Requisito a:
Coloque numa lista JSON de strings, uma por linha e sem linhas em branco, as linhas da listagem que começam na linha com "ctrl-sd: 1.26 [616, 373, 704, 398]" e vão até a linha com "weight: 12.7% [787, 177, 898, 202]", incluindo as duas.

Trecho extraído:
⁂

Em Jandiá, o maior problema foi garantir a participação efetiva dos índios hupdas na reunião. Poucos entendiam o português, alguns entendiam o tucano. Quase todas as mulheres falavam apenas a língua hupda. Aos trancos e barrancos, fomos levando a conversa. No almoço, houve paca com arroz e macarrão. Sem pratos nem talheres, eles pegaram folhas e as dobraram, formando cones. Colocaram a comida ali, agacharam e comeram com a mão, com toda a naturalidade, como se estivessem em uma mesa de restaurante. Durante o almoço, fui dar um mergulho no rio para arejar a cabeça. A diferença física entre os indígenas e a minha pessoa parece gritante. Pelo menos é o que sugere a atitude das crianças. De longe, quando estamos já próximos das comunidades, elas começam a se esconder ao ver o branco chegando em meio a sete indígenas. As menores começam a chorar. Choram porque os únicos brancos que aparecem por lá com alguma freqüência são os enfermeiros e auxiliares de saúde. Quase sempre sua vinda é sinal de injeção ou outro procedimento desagradável.
Em Jandiá, quando fui tomar banho de rio, fiz um sinal para algumas crianças hupdas irem comigo. Fui atrás delas, certo de que conheceriam o melhor ponto de banho. Mergulhei num ponto logo após a cachoeira, de águas turbulentas. A diversão delas era “entrar” num redemoinho que as girava e jogava para o fundo. Alguns segundos depois, apareciam um pouco mais abaixo, eu nervoso, e elas gargalhando. As crianças nadavam como peixe, não tinham o menor medo das corredeiras. Fui na onda delas e comecei a nadar nas turbulências. Depois de dezenas de tentativas frustradas, finalmente peguei um redemoinho. A força da água me puxou, girando para mais de 1 metro abaixo da superfície, a ponto de eu vir a bater a cabeça no pé de uma das crianças. Fiquei completamente à mercê da correnteza, que, depois de alguns segundos, me levou de volta à superfície, alguns metros mais à frente.

⁂

[Entradas de caixas delimitadoras]
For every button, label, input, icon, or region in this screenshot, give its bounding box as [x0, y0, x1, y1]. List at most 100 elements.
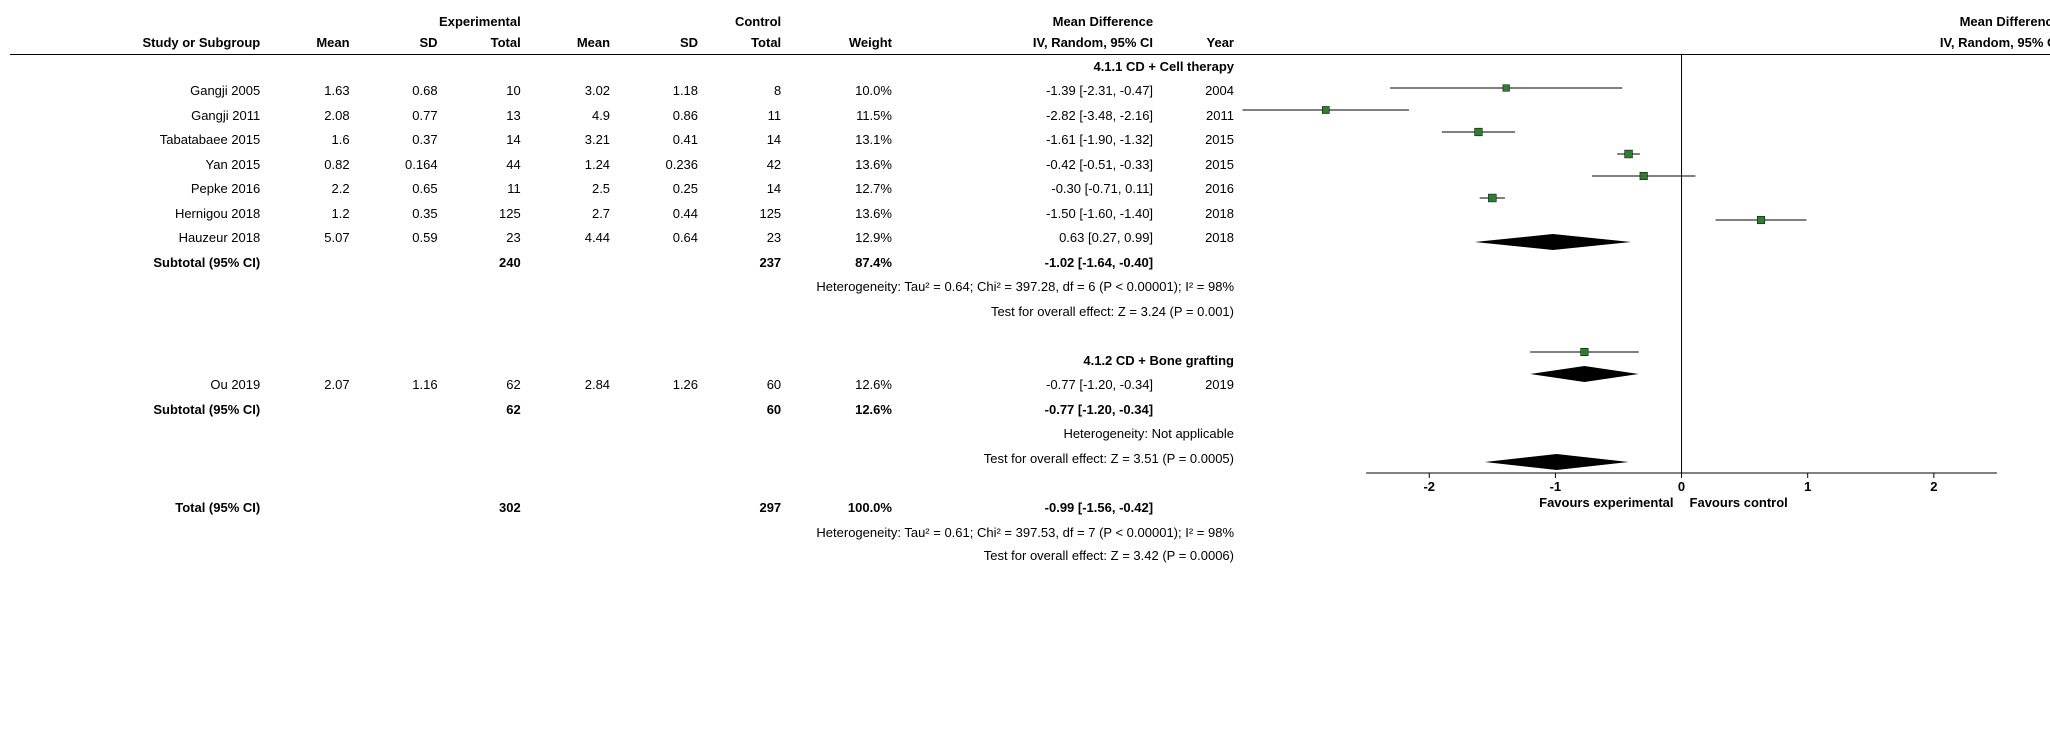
ctrl-sd: 1.26 [616, 373, 704, 398]
exp-n: 62 [444, 373, 527, 398]
ctrl-mean: 3.21 [527, 128, 616, 153]
subtotal-md: -1.02 [-1.64, -0.40] [898, 250, 1159, 275]
hdr-csd: SD [616, 32, 704, 54]
ctrl-sd: 0.41 [616, 128, 704, 153]
exp-sd: 0.164 [356, 152, 444, 177]
weight: 12.7% [787, 177, 898, 202]
forest-plot-container: Experimental Control Mean Difference Mea… [10, 10, 2050, 567]
hdr-plot: Mean Difference [1240, 10, 2050, 32]
year: 2016 [1159, 177, 1240, 202]
subtotal-en: 240 [444, 250, 527, 275]
forest-table: Experimental Control Mean Difference Mea… [10, 10, 2050, 567]
stats-text: Test for overall effect: Z = 3.51 (P = 0… [10, 446, 1240, 471]
exp-sd: 0.68 [356, 79, 444, 104]
weight: 12.6% [787, 373, 898, 398]
subgroup-label: 4.1.2 CD + Bone grafting [10, 348, 1240, 373]
md-text: -1.61 [-1.90, -1.32] [898, 128, 1159, 153]
study-label: Ou 2019 [10, 373, 266, 398]
subtotal-weight: 87.4% [787, 250, 898, 275]
exp-mean: 2.08 [266, 103, 355, 128]
ctrl-n: 11 [704, 103, 787, 128]
weight: 13.1% [787, 128, 898, 153]
study-label: Pepke 2016 [10, 177, 266, 202]
exp-mean: 0.82 [266, 152, 355, 177]
stats-text: Heterogeneity: Tau² = 0.64; Chi² = 397.2… [10, 275, 1240, 300]
subtotal-md: -0.77 [-1.20, -0.34] [898, 397, 1159, 422]
svg-text:1: 1 [1804, 479, 1811, 494]
weight: 10.0% [787, 79, 898, 104]
ctrl-sd: 0.86 [616, 103, 704, 128]
exp-mean: 2.2 [266, 177, 355, 202]
hdr-blank2 [787, 10, 898, 32]
hdr-blank3 [1159, 10, 1240, 32]
stats-text: Test for overall effect: Z = 3.42 (P = 0… [10, 545, 1240, 567]
subgroup-label: 4.1.1 CD + Cell therapy [10, 54, 1240, 79]
subtotal-cn: 297 [704, 495, 787, 520]
exp-mean: 1.63 [266, 79, 355, 104]
svg-text:0: 0 [1678, 479, 1685, 494]
hdr-etotal: Total [444, 32, 527, 54]
subtotal-label: Subtotal (95% CI) [10, 397, 266, 422]
year: 2015 [1159, 128, 1240, 153]
study-label: Gangji 2005 [10, 79, 266, 104]
hdr-emean: Mean [266, 32, 355, 54]
subtotal-cn: 60 [704, 397, 787, 422]
md-text: -1.39 [-2.31, -0.47] [898, 79, 1159, 104]
ctrl-n: 14 [704, 177, 787, 202]
exp-sd: 0.37 [356, 128, 444, 153]
exp-mean: 5.07 [266, 226, 355, 251]
exp-n: 125 [444, 201, 527, 226]
weight: 13.6% [787, 201, 898, 226]
ctrl-n: 23 [704, 226, 787, 251]
ctrl-sd: 0.64 [616, 226, 704, 251]
md-text: -0.77 [-1.20, -0.34] [898, 373, 1159, 398]
md-text: 0.63 [0.27, 0.99] [898, 226, 1159, 251]
ctrl-sd: 0.44 [616, 201, 704, 226]
hdr-year: Year [1159, 32, 1240, 54]
plot-cell: -2-1012Favours experimentalFavours contr… [1240, 54, 2050, 545]
year: 2018 [1159, 226, 1240, 251]
ctrl-mean: 2.5 [527, 177, 616, 202]
ctrl-mean: 2.7 [527, 201, 616, 226]
exp-n: 10 [444, 79, 527, 104]
subtotal-en: 302 [444, 495, 527, 520]
hdr-blank [10, 10, 266, 32]
ctrl-n: 14 [704, 128, 787, 153]
exp-sd: 0.65 [356, 177, 444, 202]
subtotal-md: -0.99 [-1.56, -0.42] [898, 495, 1159, 520]
study-label: Tabatabaee 2015 [10, 128, 266, 153]
svg-text:-1: -1 [1550, 479, 1562, 494]
exp-n: 13 [444, 103, 527, 128]
subtotal-weight: 100.0% [787, 495, 898, 520]
md-text: -0.42 [-0.51, -0.33] [898, 152, 1159, 177]
weight: 12.9% [787, 226, 898, 251]
exp-sd: 0.35 [356, 201, 444, 226]
study-label: Gangji 2011 [10, 103, 266, 128]
study-label: Hauzeur 2018 [10, 226, 266, 251]
exp-n: 23 [444, 226, 527, 251]
stats-text: Heterogeneity: Tau² = 0.61; Chi² = 397.5… [10, 520, 1240, 545]
year: 2018 [1159, 201, 1240, 226]
subtotal-weight: 12.6% [787, 397, 898, 422]
ctrl-n: 125 [704, 201, 787, 226]
stats-text: Test for overall effect: Z = 3.24 (P = 0… [10, 299, 1240, 324]
exp-sd: 0.77 [356, 103, 444, 128]
md-text: -0.30 [-0.71, 0.11] [898, 177, 1159, 202]
hdr-control: Control [527, 10, 787, 32]
ctrl-n: 42 [704, 152, 787, 177]
exp-n: 44 [444, 152, 527, 177]
hdr-plotci: IV, Random, 95% CI [1240, 32, 2050, 54]
exp-sd: 0.59 [356, 226, 444, 251]
hdr-mdci: IV, Random, 95% CI [898, 32, 1159, 54]
year: 2004 [1159, 79, 1240, 104]
hdr-study: Study or Subgroup [10, 32, 266, 54]
hdr-cmean: Mean [527, 32, 616, 54]
subtotal-label: Subtotal (95% CI) [10, 250, 266, 275]
exp-mean: 1.6 [266, 128, 355, 153]
ctrl-sd: 0.236 [616, 152, 704, 177]
ctrl-n: 60 [704, 373, 787, 398]
hdr-experimental: Experimental [266, 10, 526, 32]
exp-n: 11 [444, 177, 527, 202]
ctrl-mean: 1.24 [527, 152, 616, 177]
year: 2019 [1159, 373, 1240, 398]
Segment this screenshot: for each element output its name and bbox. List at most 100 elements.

⁂

Requisito b:
As afirmações abaixo estão de acordo com o trecho sobre Jandiá? Para cada uma, responda sim ou não e cite, sem alterar, as palavras do trecho que decidem a questão.
(i) Quase todas as mulheres falavam somente a língua hupda.
(ii) No almoço, a comida foi servida em pratos e comida com talheres.
(iii) Quem narra conseguiu pegar um redemoinho logo na primeira tentativa.

Resposta completa a:
[
  "ctrl-sd: 1.26 [616, 373, 704, 398]",
  "exp-n: 62 [444, 373, 527, 398]",
  "ctrl-mean: 3.21 [527, 128, 616, 153]",
  "subtotal-md: -1.02 [-1.64, -0.40] [898, 250, 1159, 275]",
  "hdr-csd: SD [616, 32, 704, 54]",
  "ctrl-sd: 0.41 [616, 128, 704, 153]",
  "exp-sd: 0.164 [356, 152, 444, 177]",
  "weight: 12.7% [787, 177, 898, 202]"
]

Resposta completa b:
(i) Sim: "Quase todas as mulheres falavam apenas a língua hupda."
(ii) Não: "Sem pratos nem talheres, eles pegaram folhas e as dobraram, formando cones."
(iii) Não: "Depois de dezenas de tentativas frustradas, finalmente peguei um redemoinho."